__What the exercise asks__:
Print the entries verbatim, leaving out the images they contain.

Stored entries
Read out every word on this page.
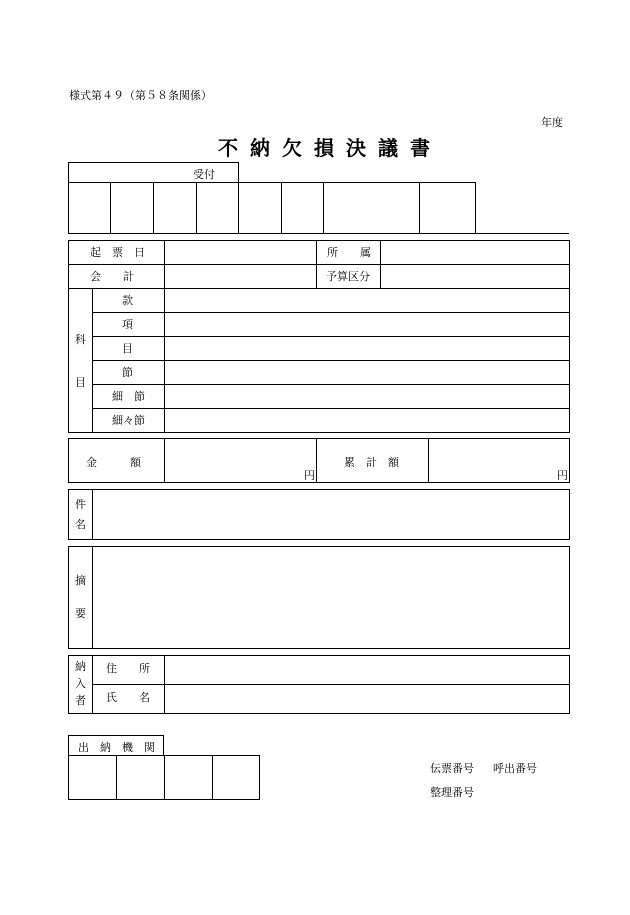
様式第４９（第５８条関係）
年度
不納欠損決議書
受付
起　票　日	所　　属
会　　計	予算区分
科
目
款
項
目
節
細　節
細々節
金　　　額
円
累　計　額
円
件
名
摘
要
納
入
者
住　　所
氏　　名
出　納　機　関
伝票番号 呼出番号
整理番号
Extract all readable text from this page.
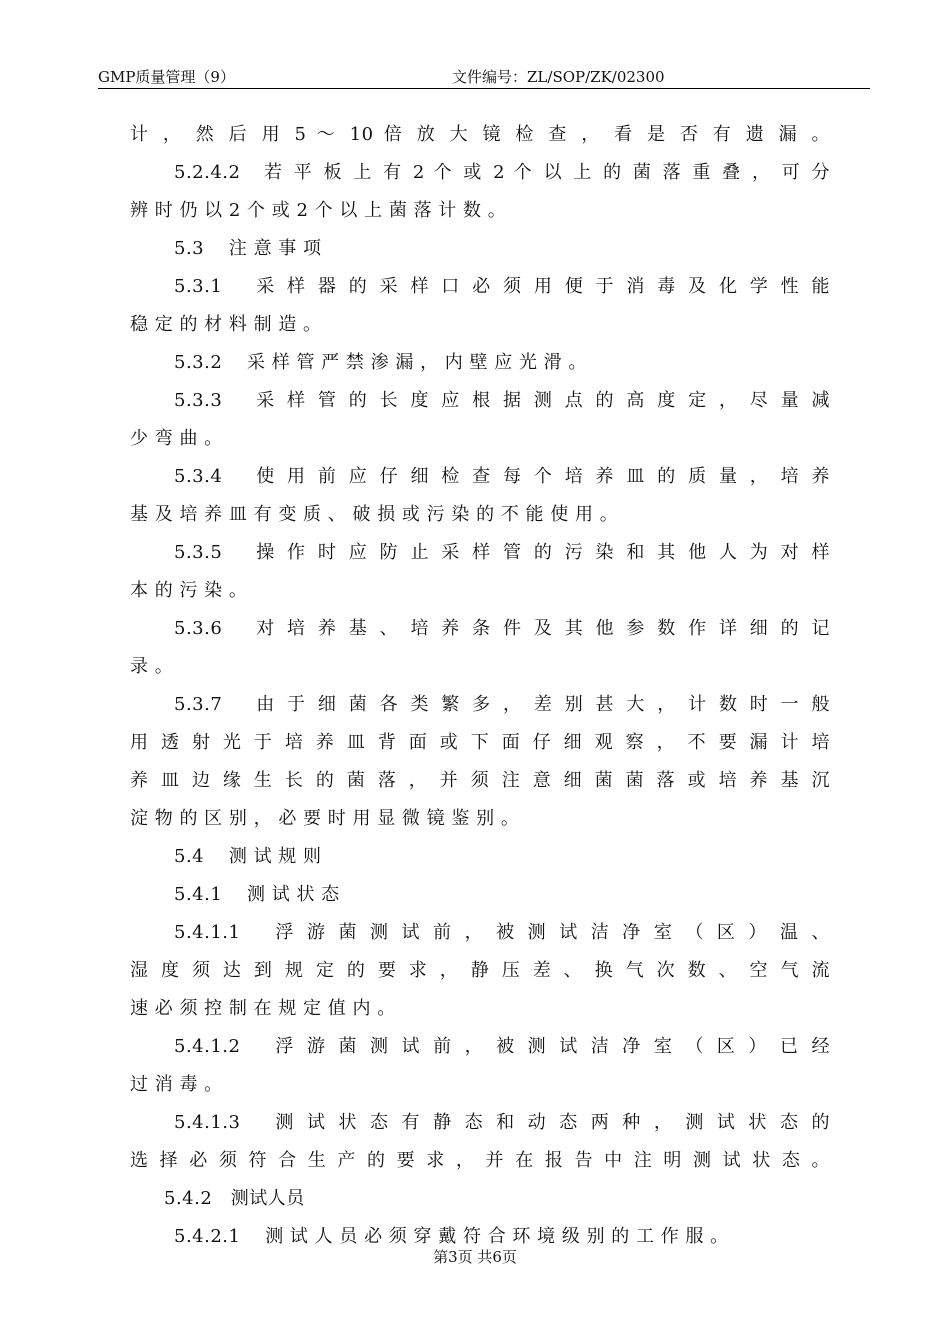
GMP质量管理（9）	文件编号：ZL/SOP/ZK/02300
计 ， 然 后 用 5 ～ 10 倍 放 大 镜 检 查 ， 看 是 否 有 遗 漏 。
5.2.4.2　若 平 板 上 有 2 个 或 2 个 以 上 的 菌 落 重 叠 ， 可 分
辨 时 仍 以 2 个 或 2 个 以 上 菌 落 计 数 。
5.3　 注 意 事 项
5.3.1　 采 样 器 的 采 样 口 必 须 用 便 于 消 毒 及 化 学 性 能
稳 定 的 材 料 制 造 。
5.3.2　 采 样 管 严 禁 渗 漏 ， 内 壁 应 光 滑 。
5.3.3　 采 样 管 的 长 度 应 根 据 测 点 的 高 度 定 ， 尽 量 减
少 弯 曲 。
5.3.4　 使 用 前 应 仔 细 检 查 每 个 培 养 皿 的 质 量 ， 培 养
基 及 培 养 皿 有 变 质 、 破 损 或 污 染 的 不 能 使 用 。
5.3.5　 操 作 时 应 防 止 采 样 管 的 污 染 和 其 他 人 为 对 样
本 的 污 染 。
5.3.6　 对 培 养 基 、 培 养 条 件 及 其 他 参 数 作 详 细 的 记
录 。
5.3.7　 由 于 细 菌 各 类 繁 多 ， 差 别 甚 大 ， 计 数 时 一 般
用 透 射 光 于 培 养 皿 背 面 或 下 面 仔 细 观 察 ， 不 要 漏 计 培
养 皿 边 缘 生 长 的 菌 落 ， 并 须 注 意 细 菌 菌 落 或 培 养 基 沉
淀 物 的 区 别 ， 必 要 时 用 显 微 镜 鉴 别 。
5.4　 测 试 规 则
5.4.1　 测 试 状 态
5.4.1.1　 浮 游 菌 测 试 前 ， 被 测 试 洁 净 室 （ 区 ） 温 、
湿 度 须 达 到 规 定 的 要 求 ， 静 压 差 、 换 气 次 数 、 空 气 流
速 必 须 控 制 在 规 定 值 内 。
5.4.1.2　 浮 游 菌 测 试 前 ， 被 测 试 洁 净 室 （ 区 ） 已 经
过 消 毒 。
5.4.1.3　 测 试 状 态 有 静 态 和 动 态 两 种 ， 测 试 状 态 的
选 择 必 须 符 合 生 产 的 要 求 ， 并 在 报 告 中 注 明 测 试 状 态 。
5.4.2　测试人员
5.4.2.1　 测 试 人 员 必 须 穿 戴 符 合 环 境 级 别 的 工 作 服 。
第3页 共6页
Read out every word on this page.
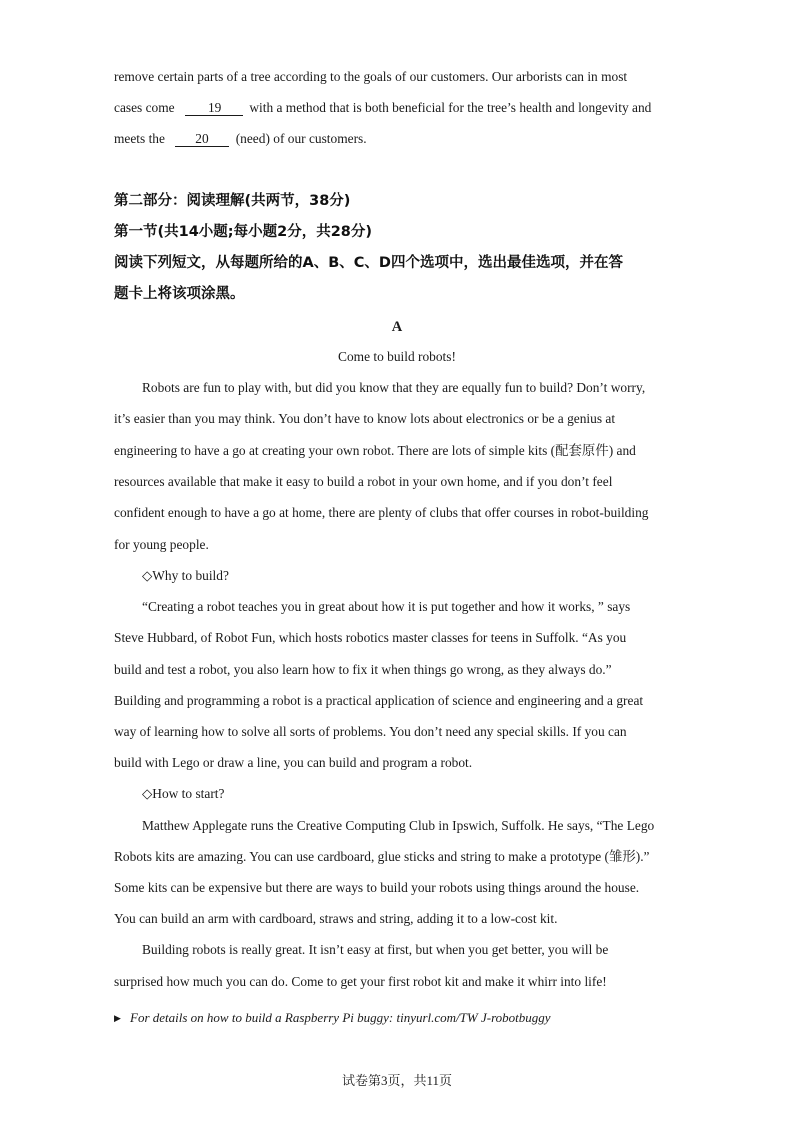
remove certain parts of a tree according to the goals of our customers. Our arborists can in most
cases come 19 with a method that is both beneficial for the tree’s health and longevity and
meets the 20 (need) of our customers.
第二部分：阅读理解(共两节，38分)
第一节(共14小题;每小题2分，共28分)
阅读下列短文，从每题所给的A、B、C、D四个选项中，选出最佳选项，并在答
题卡上将该项涂黑。
A
Come to build robots!
Robots are fun to play with, but did you know that they are equally fun to build? Don’t worry,
it’s easier than you may think. You don’t have to know lots about electronics or be a genius at
engineering to have a go at creating your own robot. There are lots of simple kits (配套原件) and
resources available that make it easy to build a robot in your own home, and if you don’t feel
confident enough to have a go at home, there are plenty of clubs that offer courses in robot-building
for young people.
◇Why to build?
“Creating a robot teaches you in great about how it is put together and how it works, ” says
Steve Hubbard, of Robot Fun, which hosts robotics master classes for teens in Suffolk. “As you
build and test a robot, you also learn how to fix it when things go wrong, as they always do.”
Building and programming a robot is a practical application of science and engineering and a great
way of learning how to solve all sorts of problems. You don’t need any special skills. If you can
build with Lego or draw a line, you can build and program a robot.
◇How to start?
Matthew Applegate runs the Creative Computing Club in Ipswich, Suffolk. He says, “The Lego
Robots kits are amazing. You can use cardboard, glue sticks and string to make a prototype (雏形).”
Some kits can be expensive but there are ways to build your robots using things around the house.
You can build an arm with cardboard, straws and string, adding it to a low-cost kit.
Building robots is really great. It isn’t easy at first, but when you get better, you will be
surprised how much you can do. Come to get your first robot kit and make it whirr into life!
▶ For details on how to build a Raspberry Pi buggy: tinyurl.com/TW J-robotbuggy
试卷第3页，共11页
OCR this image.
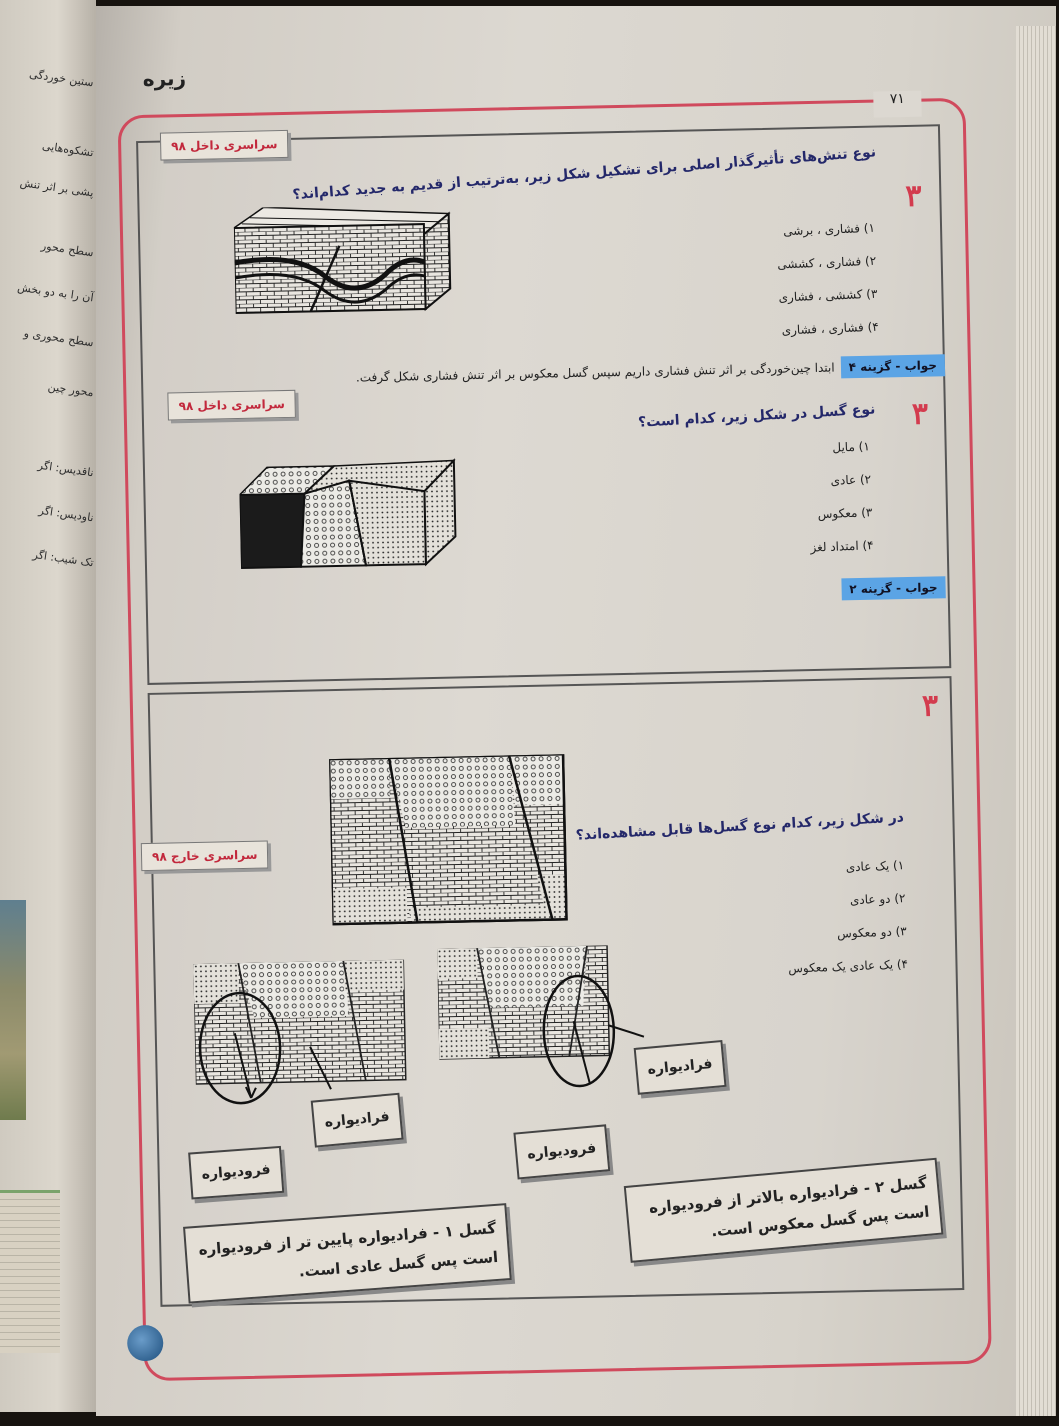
ستین خوردگی
تشکوه‌هایی
پشی بر اثر تنش
سطح محور
آن را به دو بخش
سطح محوری و
محور چین
ناقدیس: اگر
ناودیس: اگر
تک شیب: اگر
زیره
۷۱
سراسری داخل ۹۸
۳
نوع تنش‌های تأثیرگذار اصلی برای تشکیل شکل زیر، به‌ترتیب از قدیم به جدید کدام‌اند؟
۱) فشاری ، برشی
۲) فشاری ، کششی
۳) کششی ، فشاری
۴) فشاری ، فشاری
جواب - گزینه ۴ابتدا چین‌خوردگی بر اثر تنش فشاری داریم سپس گسل معکوس بر اثر تنش فشاری شکل گرفت.
سراسری داخل ۹۸	۳
نوع گسل در شکل زیر، کدام است؟
۱) مایل
۲) عادی
۳) معکوس
۴) امتداد لغز
جواب - گزینه ۲
۳
سراسری خارج ۹۸
در شکل زیر، کدام نوع گسل‌ها قابل مشاهده‌اند؟
۱) یک عادی
۲) دو عادی
۳) دو معکوس
۴) یک عادی یک معکوس
فرادیواره
فرودیواره
فرادیواره
فرودیواره
گسل ۱ - فرادیواره پایین تر از فرودیواره است پس گسل عادی است.
گسل ۲ - فرادیواره بالاتر از فرودیواره است پس گسل معکوس است.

__The solution__:
Read out every word on this page.
様式第４９（第５８条関係）
年度
不納欠損決議書
受付
起　票　日	所　　属
会　　計	予算区分
科
目
款
項
目
節
細　節
細々節
金　　　額
円
累　計　額
円
件
名
摘
要
納
入
者
住　　所
氏　　名
出　納　機　関
伝票番号 呼出番号
整理番号
Extract all readable text from this page.
GMP质量管理（9）	文件编号：ZL/SOP/ZK/02300
计 ， 然 后 用 5 ～ 10 倍 放 大 镜 检 查 ， 看 是 否 有 遗 漏 。
5.2.4.2　若 平 板 上 有 2 个 或 2 个 以 上 的 菌 落 重 叠 ， 可 分
辨 时 仍 以 2 个 或 2 个 以 上 菌 落 计 数 。
5.3　 注 意 事 项
5.3.1　 采 样 器 的 采 样 口 必 须 用 便 于 消 毒 及 化 学 性 能
稳 定 的 材 料 制 造 。
5.3.2　 采 样 管 严 禁 渗 漏 ， 内 壁 应 光 滑 。
5.3.3　 采 样 管 的 长 度 应 根 据 测 点 的 高 度 定 ， 尽 量 减
少 弯 曲 。
5.3.4　 使 用 前 应 仔 细 检 查 每 个 培 养 皿 的 质 量 ， 培 养
基 及 培 养 皿 有 变 质 、 破 损 或 污 染 的 不 能 使 用 。
5.3.5　 操 作 时 应 防 止 采 样 管 的 污 染 和 其 他 人 为 对 样
本 的 污 染 。
5.3.6　 对 培 养 基 、 培 养 条 件 及 其 他 参 数 作 详 细 的 记
录 。
5.3.7　 由 于 细 菌 各 类 繁 多 ， 差 别 甚 大 ， 计 数 时 一 般
用 透 射 光 于 培 养 皿 背 面 或 下 面 仔 细 观 察 ， 不 要 漏 计 培
养 皿 边 缘 生 长 的 菌 落 ， 并 须 注 意 细 菌 菌 落 或 培 养 基 沉
淀 物 的 区 别 ， 必 要 时 用 显 微 镜 鉴 别 。
5.4　 测 试 规 则
5.4.1　 测 试 状 态
5.4.1.1　 浮 游 菌 测 试 前 ， 被 测 试 洁 净 室 （ 区 ） 温 、
湿 度 须 达 到 规 定 的 要 求 ， 静 压 差 、 换 气 次 数 、 空 气 流
速 必 须 控 制 在 规 定 值 内 。
5.4.1.2　 浮 游 菌 测 试 前 ， 被 测 试 洁 净 室 （ 区 ） 已 经
过 消 毒 。
5.4.1.3　 测 试 状 态 有 静 态 和 动 态 两 种 ， 测 试 状 态 的
选 择 必 须 符 合 生 产 的 要 求 ， 并 在 报 告 中 注 明 测 试 状 态 。
5.4.2　测试人员
5.4.2.1　 测 试 人 员 必 须 穿 戴 符 合 环 境 级 别 的 工 作 服 。
第3页 共6页
Read out every word on this page.
remove certain parts of a tree according to the goals of our customers. Our arborists can in most
cases come 19 with a method that is both beneficial for the tree’s health and longevity and
meets the 20 (need) of our customers.
第二部分：阅读理解(共两节，38分)
第一节(共14小题;每小题2分，共28分)
阅读下列短文，从每题所给的A、B、C、D四个选项中，选出最佳选项，并在答
题卡上将该项涂黑。
A
Come to build robots!
Robots are fun to play with, but did you know that they are equally fun to build? Don’t worry,
it’s easier than you may think. You don’t have to know lots about electronics or be a genius at
engineering to have a go at creating your own robot. There are lots of simple kits (配套原件) and
resources available that make it easy to build a robot in your own home, and if you don’t feel
confident enough to have a go at home, there are plenty of clubs that offer courses in robot-building
for young people.
◇Why to build?
“Creating a robot teaches you in great about how it is put together and how it works, ” says
Steve Hubbard, of Robot Fun, which hosts robotics master classes for teens in Suffolk. “As you
build and test a robot, you also learn how to fix it when things go wrong, as they always do.”
Building and programming a robot is a practical application of science and engineering and a great
way of learning how to solve all sorts of problems. You don’t need any special skills. If you can
build with Lego or draw a line, you can build and program a robot.
◇How to start?
Matthew Applegate runs the Creative Computing Club in Ipswich, Suffolk. He says, “The Lego
Robots kits are amazing. You can use cardboard, glue sticks and string to make a prototype (雏形).”
Some kits can be expensive but there are ways to build your robots using things around the house.
You can build an arm with cardboard, straws and string, adding it to a low-cost kit.
Building robots is really great. It isn’t easy at first, but when you get better, you will be
surprised how much you can do. Come to get your first robot kit and make it whirr into life!
▶ For details on how to build a Raspberry Pi buggy: tinyurl.com/TW J-robotbuggy
试卷第3页，共11页
OCR this image.
ستین خوردگی
تشکوه‌هایی
پشی بر اثر تنش
سطح محور
آن را به دو بخش
سطح محوری و
محور چین
ناقدیس: اگر
ناودیس: اگر
تک شیب: اگر
زیره
۷۱
سراسری داخل ۹۸
۳
نوع تنش‌های تأثیرگذار اصلی برای تشکیل شکل زیر، به‌ترتیب از قدیم به جدید کدام‌اند؟
۱) فشاری ، برشی
۲) فشاری ، کششی
۳) کششی ، فشاری
۴) فشاری ، فشاری
جواب - گزینه ۴ابتدا چین‌خوردگی بر اثر تنش فشاری داریم سپس گسل معکوس بر اثر تنش فشاری شکل گرفت.
سراسری داخل ۹۸	۳
نوع گسل در شکل زیر، کدام است؟
۱) مایل
۲) عادی
۳) معکوس
۴) امتداد لغز
جواب - گزینه ۲
۳
سراسری خارج ۹۸
در شکل زیر، کدام نوع گسل‌ها قابل مشاهده‌اند؟
۱) یک عادی
۲) دو عادی
۳) دو معکوس
۴) یک عادی یک معکوس
فرادیواره
فرودیواره
فرادیواره
فرودیواره
گسل ۱ - فرادیواره پایین تر از فرودیواره است پس گسل عادی است.
گسل ۲ - فرادیواره بالاتر از فرودیواره است پس گسل معکوس است.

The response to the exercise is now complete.